Obtaining binomial coefficients without "counting subsets" argument

A simple-minded approach is to solve the two variable recurrence relation iteratively, that is, knowing $a_{n,0}$ find $a_{n,1}$, then $a_{n,2}$, etc.

We must have
$$\begin{eqnarray*} a_{n,1} &=& a_{n-1,1}+a_{n-1,0} \\ &=& a_{n-1,1}+1, \qquad a_{1,1}=1. \end{eqnarray*}$$ This is a one variable recurrence relation of the form $$b_n = b_{n-1}+1, \qquad b_1 = 1.$$ This can be solved by the usual methods. We find $a_{n,1} = n.$

Next we have $$\begin{eqnarray*} a_{n,2} &=& a_{n-1,2}+a_{n-1,1} \\ &=& a_{n-1,2}+n-1, \qquad a_{2,2}=1. \end{eqnarray*}$$ This is another simple recurrence relation. We find $a_{n,2} = n(n-1)/2.$

At the next step, $$\begin{eqnarray*} a_{n,3} &=& a_{n-1,3}+a_{n-1,2} \\ &=& a_{n-1,3} + \frac{1}{2}(n-1)(n-2), \qquad a_{3,3}=1. \end{eqnarray*}$$ This implies $a_{n,3} = n(n-1)(n-2)/6.$

This process can be repeated to build up $a_{n,k}$ for any $k$. At some point a pattern will be noticed and the principle of induction can be applied.
■ ■ ■ ■ ■ ■ ■
From the post on deriving binomial coefficients, extract the passage from "We must have" to "can be applied." verbatim.

**Entries supplied**
■ ■ ■ ■ ■ ■ ■
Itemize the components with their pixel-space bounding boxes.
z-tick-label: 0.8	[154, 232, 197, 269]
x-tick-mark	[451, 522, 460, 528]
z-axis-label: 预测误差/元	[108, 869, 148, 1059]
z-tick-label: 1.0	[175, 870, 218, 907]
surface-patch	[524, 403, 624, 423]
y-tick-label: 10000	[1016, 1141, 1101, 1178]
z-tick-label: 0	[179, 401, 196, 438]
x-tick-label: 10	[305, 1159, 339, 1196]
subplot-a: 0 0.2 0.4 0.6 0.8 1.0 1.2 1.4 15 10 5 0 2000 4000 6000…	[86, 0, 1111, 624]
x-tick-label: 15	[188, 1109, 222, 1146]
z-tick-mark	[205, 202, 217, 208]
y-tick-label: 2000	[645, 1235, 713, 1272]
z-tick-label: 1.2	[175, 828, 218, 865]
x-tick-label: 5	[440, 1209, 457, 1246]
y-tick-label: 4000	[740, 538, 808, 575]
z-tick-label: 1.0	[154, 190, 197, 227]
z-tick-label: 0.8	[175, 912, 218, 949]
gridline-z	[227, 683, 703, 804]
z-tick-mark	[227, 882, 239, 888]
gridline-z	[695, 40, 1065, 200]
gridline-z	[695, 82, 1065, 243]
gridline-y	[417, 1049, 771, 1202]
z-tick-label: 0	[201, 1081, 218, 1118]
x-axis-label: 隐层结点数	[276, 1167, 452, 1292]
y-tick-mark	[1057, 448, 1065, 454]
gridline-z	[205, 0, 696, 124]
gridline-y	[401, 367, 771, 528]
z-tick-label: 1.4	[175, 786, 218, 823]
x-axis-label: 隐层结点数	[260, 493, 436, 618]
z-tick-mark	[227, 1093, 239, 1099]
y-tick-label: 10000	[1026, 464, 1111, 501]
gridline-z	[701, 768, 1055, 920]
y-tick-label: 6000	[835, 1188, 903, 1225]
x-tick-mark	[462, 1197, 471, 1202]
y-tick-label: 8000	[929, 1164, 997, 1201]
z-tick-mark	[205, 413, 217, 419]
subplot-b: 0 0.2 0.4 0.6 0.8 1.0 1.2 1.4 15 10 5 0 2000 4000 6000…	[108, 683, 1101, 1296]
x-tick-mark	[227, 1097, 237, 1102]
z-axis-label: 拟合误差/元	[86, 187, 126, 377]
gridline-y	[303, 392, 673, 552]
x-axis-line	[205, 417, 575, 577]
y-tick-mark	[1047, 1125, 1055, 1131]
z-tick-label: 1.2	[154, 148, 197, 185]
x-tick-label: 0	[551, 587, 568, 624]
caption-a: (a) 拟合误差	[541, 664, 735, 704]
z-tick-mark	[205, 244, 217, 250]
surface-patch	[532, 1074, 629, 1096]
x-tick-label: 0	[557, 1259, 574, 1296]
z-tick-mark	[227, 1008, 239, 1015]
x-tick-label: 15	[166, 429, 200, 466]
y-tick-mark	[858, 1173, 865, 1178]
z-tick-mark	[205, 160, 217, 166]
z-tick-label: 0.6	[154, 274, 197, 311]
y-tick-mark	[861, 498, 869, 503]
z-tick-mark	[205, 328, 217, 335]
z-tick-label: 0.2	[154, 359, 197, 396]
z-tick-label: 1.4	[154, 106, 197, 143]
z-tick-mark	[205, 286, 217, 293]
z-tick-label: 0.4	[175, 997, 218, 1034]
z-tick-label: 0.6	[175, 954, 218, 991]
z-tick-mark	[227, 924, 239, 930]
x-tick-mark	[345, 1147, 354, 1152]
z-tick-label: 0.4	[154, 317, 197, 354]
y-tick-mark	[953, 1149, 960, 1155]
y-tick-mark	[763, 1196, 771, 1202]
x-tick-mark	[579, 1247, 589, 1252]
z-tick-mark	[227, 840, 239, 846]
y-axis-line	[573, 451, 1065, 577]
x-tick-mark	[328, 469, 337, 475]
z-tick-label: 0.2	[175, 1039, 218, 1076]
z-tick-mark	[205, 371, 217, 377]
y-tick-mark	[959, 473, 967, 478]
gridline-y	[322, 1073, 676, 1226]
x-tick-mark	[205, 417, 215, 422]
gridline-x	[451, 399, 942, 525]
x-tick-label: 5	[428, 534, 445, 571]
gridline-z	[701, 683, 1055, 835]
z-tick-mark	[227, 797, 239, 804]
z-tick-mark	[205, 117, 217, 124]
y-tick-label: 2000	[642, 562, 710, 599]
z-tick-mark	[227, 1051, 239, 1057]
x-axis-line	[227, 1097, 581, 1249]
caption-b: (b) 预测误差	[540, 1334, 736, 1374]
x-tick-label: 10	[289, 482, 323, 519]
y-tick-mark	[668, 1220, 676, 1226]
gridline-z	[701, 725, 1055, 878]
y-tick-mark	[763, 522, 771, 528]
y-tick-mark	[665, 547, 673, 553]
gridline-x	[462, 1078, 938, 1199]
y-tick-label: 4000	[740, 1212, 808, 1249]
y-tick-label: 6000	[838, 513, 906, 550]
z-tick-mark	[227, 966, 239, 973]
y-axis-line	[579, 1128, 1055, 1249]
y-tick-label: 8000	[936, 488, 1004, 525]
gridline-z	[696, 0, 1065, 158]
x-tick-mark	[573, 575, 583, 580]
■ ■ ■ ■ ■ ■ ■
**Completed exercise**
We must have
$$\begin{eqnarray*} a_{n,1} &=& a_{n-1,1}+a_{n-1,0} \\ &=& a_{n-1,1}+1, \qquad a_{1,1}=1. \end{eqnarray*}$$ This is a one variable recurrence relation of the form $$b_n = b_{n-1}+1, \qquad b_1 = 1.$$ This can be solved by the usual methods. We find $a_{n,1} = n.$

Next we have $$\begin{eqnarray*} a_{n,2} &=& a_{n-1,2}+a_{n-1,1} \\ &=& a_{n-1,2}+n-1, \qquad a_{2,2}=1. \end{eqnarray*}$$ This is another simple recurrence relation. We find $a_{n,2} = n(n-1)/2.$

At the next step, $$\begin{eqnarray*} a_{n,3} &=& a_{n-1,3}+a_{n-1,2} \\ &=& a_{n-1,3} + \frac{1}{2}(n-1)(n-2), \qquad a_{3,3}=1. \end{eqnarray*}$$ This implies $a_{n,3} = n(n-1)(n-2)/6.$

This process can be repeated to build up $a_{n,k}$ for any $k$. At some point a pattern will be noticed and the principle of induction can be applied.